> **EXERCISE PROMPT**
Each line containing the word "this" must be collected.

━━━━━━━━

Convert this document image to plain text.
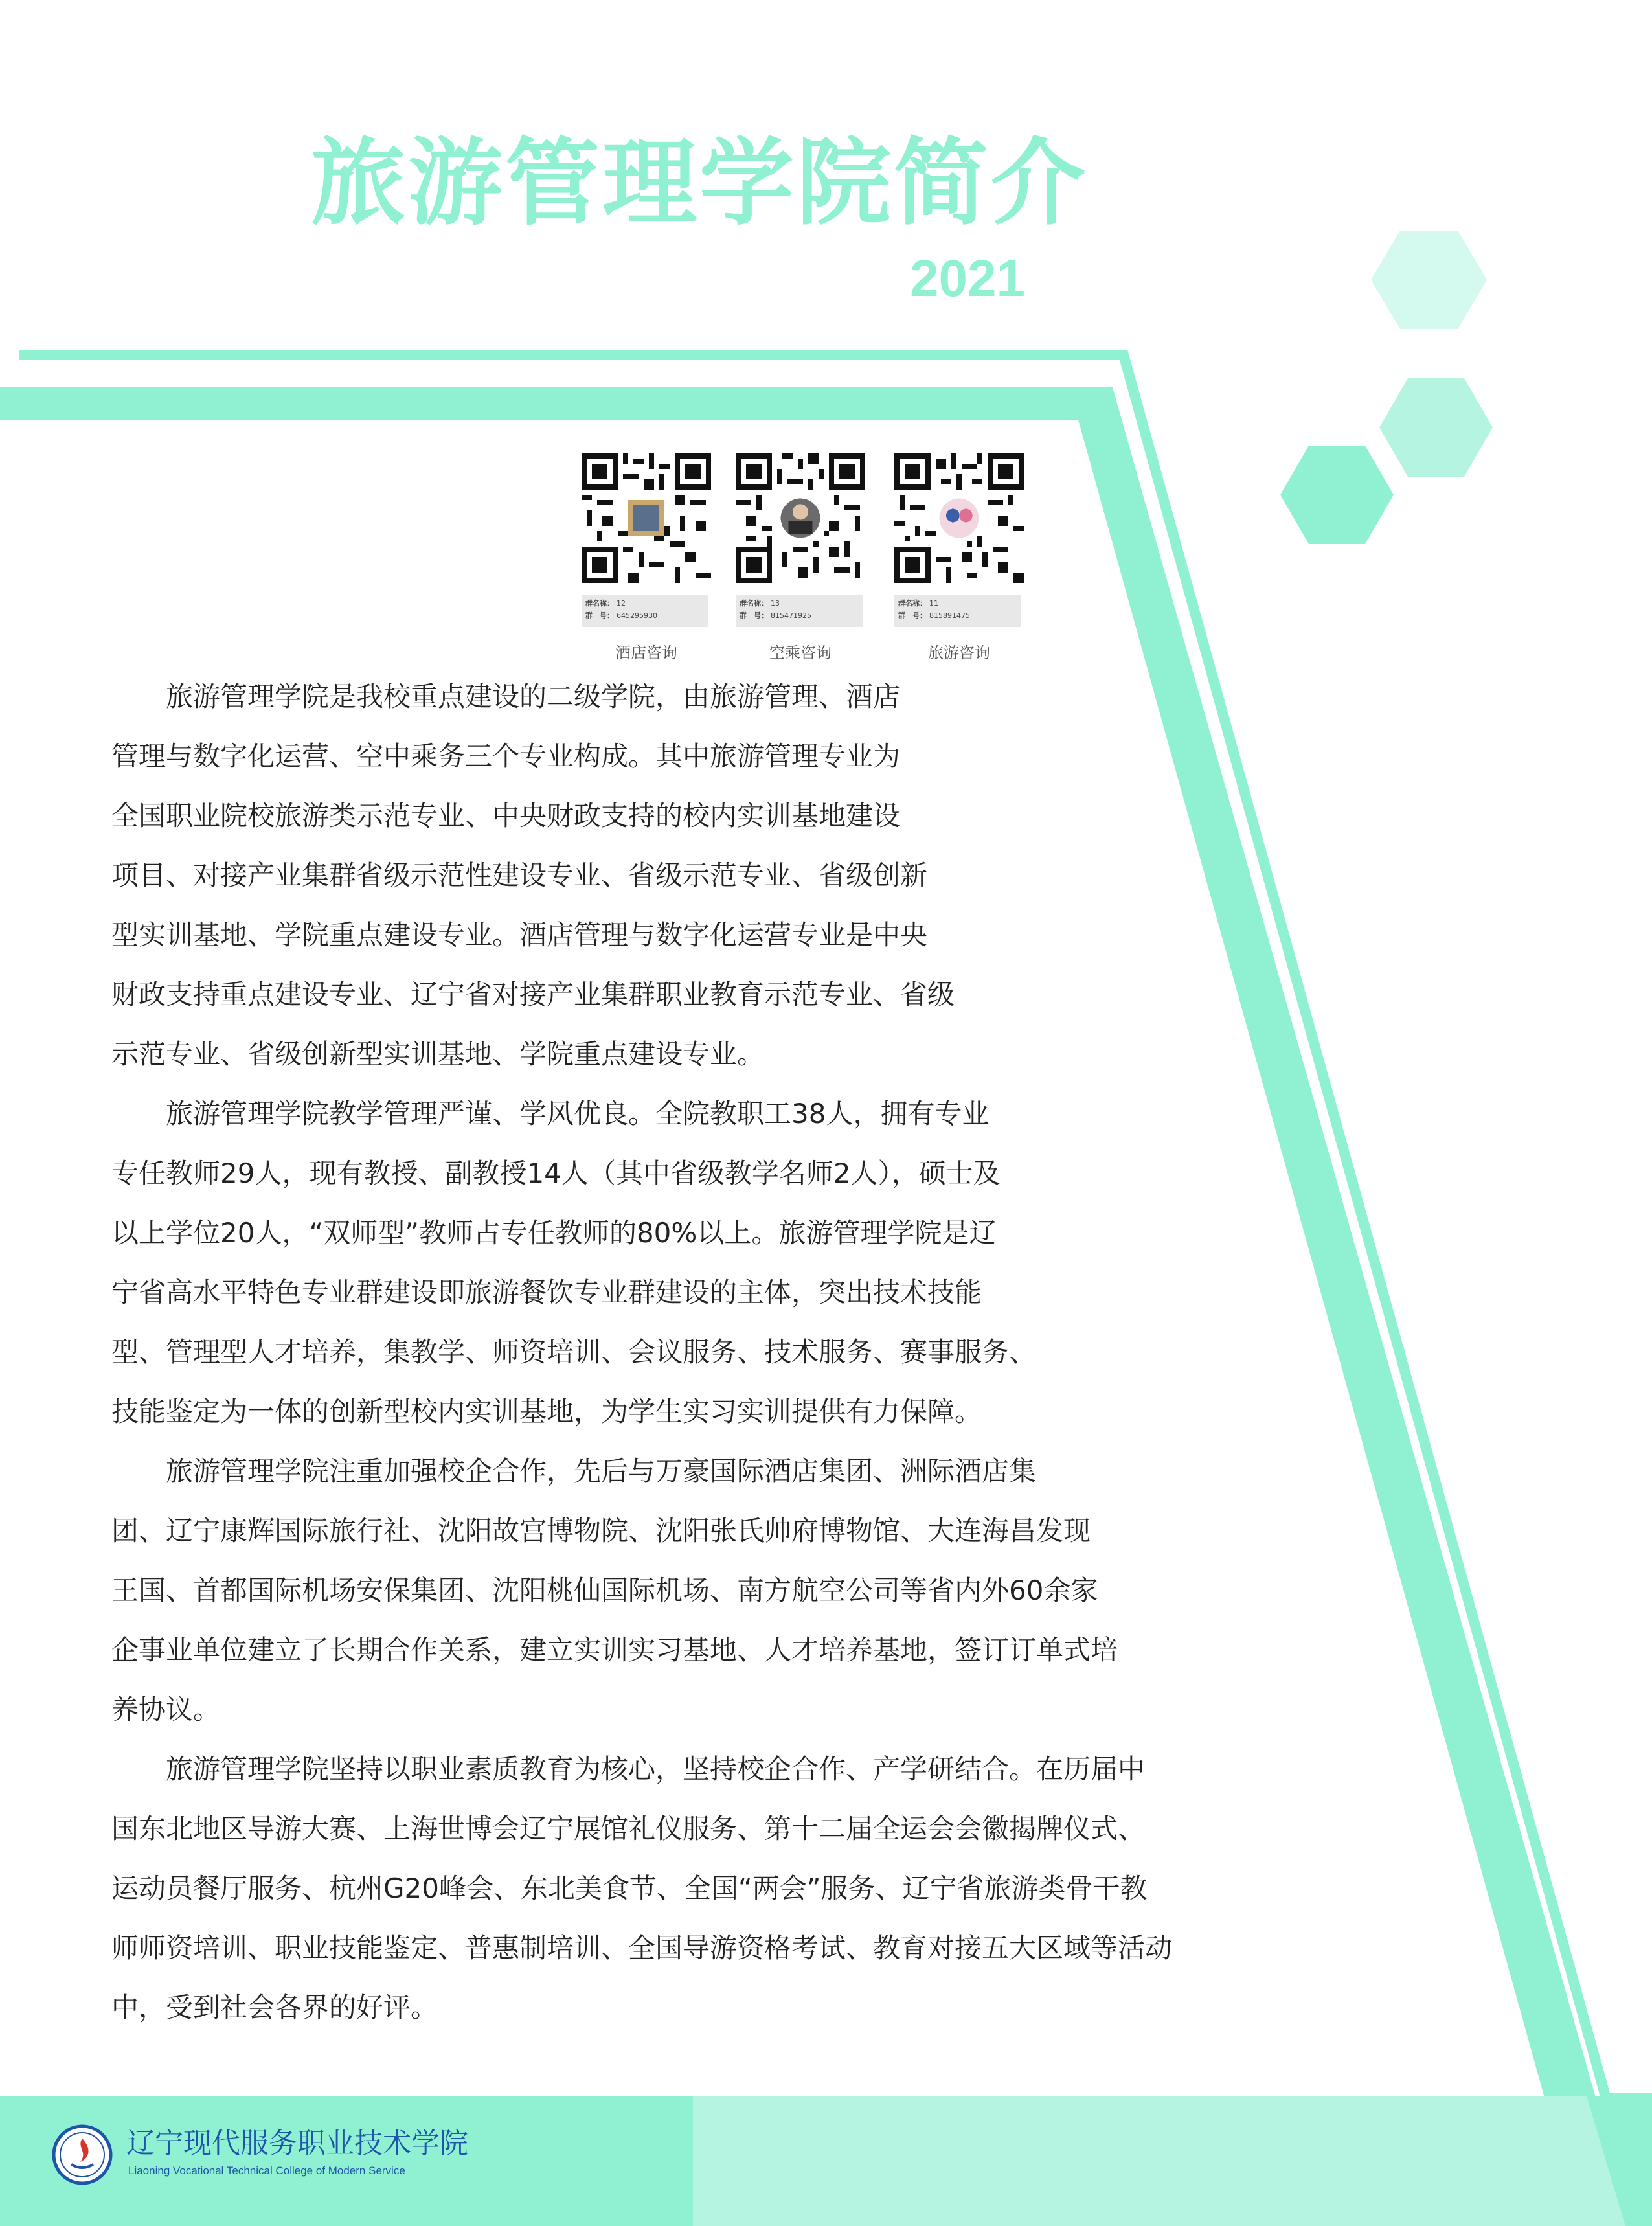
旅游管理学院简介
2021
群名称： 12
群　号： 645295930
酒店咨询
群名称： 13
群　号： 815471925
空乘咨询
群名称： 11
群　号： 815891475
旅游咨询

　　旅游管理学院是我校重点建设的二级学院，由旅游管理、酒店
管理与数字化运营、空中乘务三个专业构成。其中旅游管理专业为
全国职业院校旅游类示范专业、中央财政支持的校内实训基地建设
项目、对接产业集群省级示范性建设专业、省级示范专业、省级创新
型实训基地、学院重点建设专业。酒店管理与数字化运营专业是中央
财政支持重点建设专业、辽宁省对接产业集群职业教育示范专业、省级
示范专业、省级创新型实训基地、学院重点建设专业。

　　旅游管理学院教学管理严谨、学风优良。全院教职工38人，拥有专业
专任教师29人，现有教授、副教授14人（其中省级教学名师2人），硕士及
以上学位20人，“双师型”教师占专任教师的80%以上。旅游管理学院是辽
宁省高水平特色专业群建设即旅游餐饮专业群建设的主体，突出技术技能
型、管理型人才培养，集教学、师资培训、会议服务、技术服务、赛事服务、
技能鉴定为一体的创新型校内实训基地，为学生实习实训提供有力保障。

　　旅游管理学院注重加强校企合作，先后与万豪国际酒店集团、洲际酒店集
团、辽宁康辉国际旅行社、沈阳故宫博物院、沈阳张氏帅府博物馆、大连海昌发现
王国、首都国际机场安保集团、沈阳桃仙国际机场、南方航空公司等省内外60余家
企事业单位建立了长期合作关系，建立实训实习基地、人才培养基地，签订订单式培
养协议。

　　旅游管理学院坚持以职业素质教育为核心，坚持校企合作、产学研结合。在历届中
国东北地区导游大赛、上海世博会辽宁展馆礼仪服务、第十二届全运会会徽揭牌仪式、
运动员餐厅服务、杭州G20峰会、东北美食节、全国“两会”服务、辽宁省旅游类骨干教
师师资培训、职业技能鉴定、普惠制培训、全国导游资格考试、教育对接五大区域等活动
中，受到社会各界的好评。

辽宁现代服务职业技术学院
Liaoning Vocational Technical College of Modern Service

━━━━━━━━

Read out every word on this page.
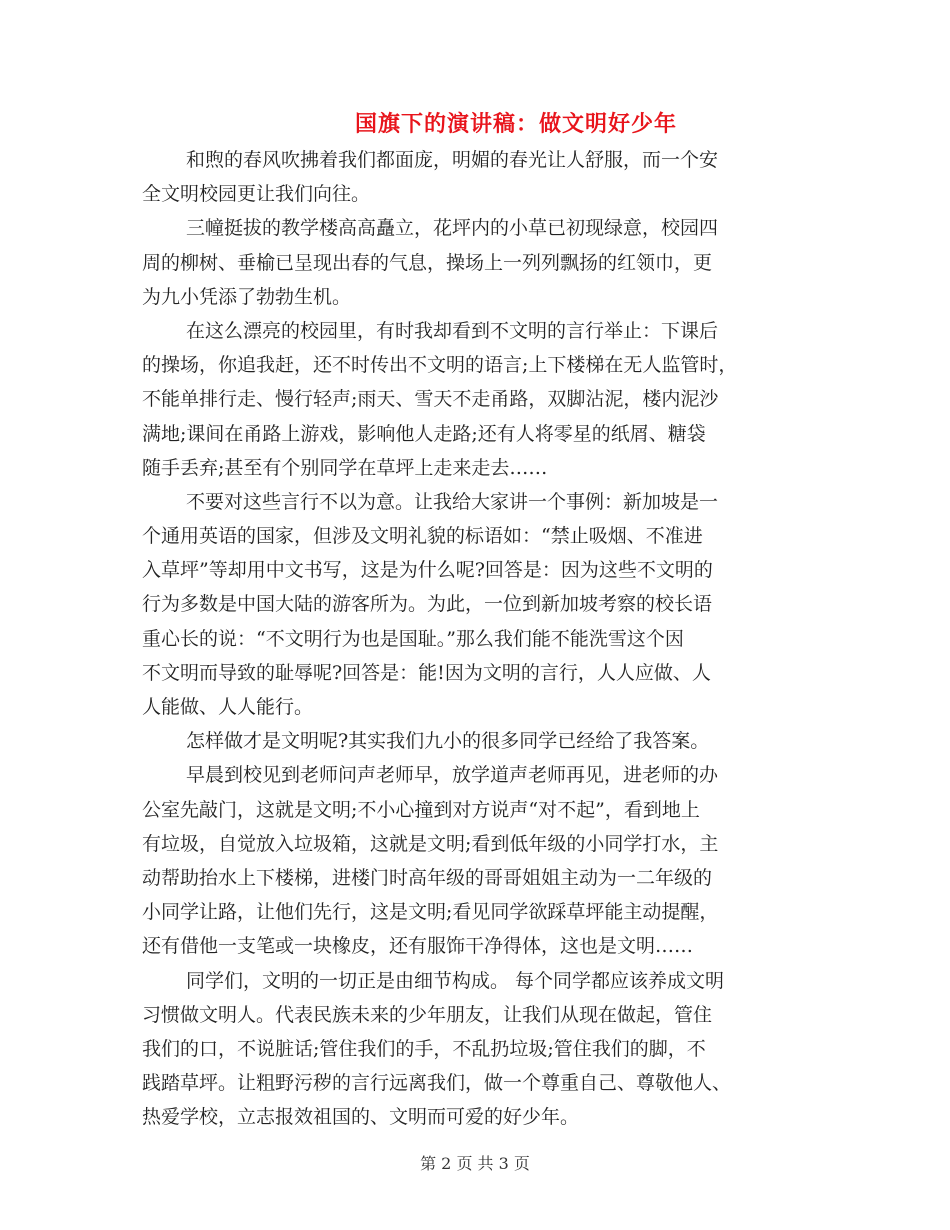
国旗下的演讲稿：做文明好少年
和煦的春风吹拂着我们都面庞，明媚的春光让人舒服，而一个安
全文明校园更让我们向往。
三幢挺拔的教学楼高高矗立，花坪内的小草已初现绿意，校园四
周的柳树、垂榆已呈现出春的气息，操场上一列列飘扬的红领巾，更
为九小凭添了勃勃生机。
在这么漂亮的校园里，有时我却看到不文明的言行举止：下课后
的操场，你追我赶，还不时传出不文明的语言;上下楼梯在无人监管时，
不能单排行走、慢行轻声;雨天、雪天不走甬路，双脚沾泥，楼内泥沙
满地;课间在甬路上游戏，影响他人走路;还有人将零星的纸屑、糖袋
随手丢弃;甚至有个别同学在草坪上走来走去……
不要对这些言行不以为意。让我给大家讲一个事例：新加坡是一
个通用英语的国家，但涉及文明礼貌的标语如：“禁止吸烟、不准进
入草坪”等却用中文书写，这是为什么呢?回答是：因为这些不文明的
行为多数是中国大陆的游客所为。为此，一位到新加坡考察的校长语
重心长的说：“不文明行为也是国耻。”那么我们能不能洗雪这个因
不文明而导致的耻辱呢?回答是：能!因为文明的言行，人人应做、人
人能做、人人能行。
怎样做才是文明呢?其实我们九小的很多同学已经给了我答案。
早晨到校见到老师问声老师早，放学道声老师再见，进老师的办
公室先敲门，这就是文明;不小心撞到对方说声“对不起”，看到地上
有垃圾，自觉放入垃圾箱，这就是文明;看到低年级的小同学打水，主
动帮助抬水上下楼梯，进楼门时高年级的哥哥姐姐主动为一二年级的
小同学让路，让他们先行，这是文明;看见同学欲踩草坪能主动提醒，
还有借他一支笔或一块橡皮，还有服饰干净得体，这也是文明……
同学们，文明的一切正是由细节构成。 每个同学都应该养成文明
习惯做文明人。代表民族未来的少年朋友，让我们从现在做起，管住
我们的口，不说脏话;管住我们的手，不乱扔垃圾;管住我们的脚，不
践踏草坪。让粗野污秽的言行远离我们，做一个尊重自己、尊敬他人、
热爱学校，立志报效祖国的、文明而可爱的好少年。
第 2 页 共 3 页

━━━━━━━━

> **WRITTEN SOLUTION**
Convert this document image to plain text.
Read out every word on this page.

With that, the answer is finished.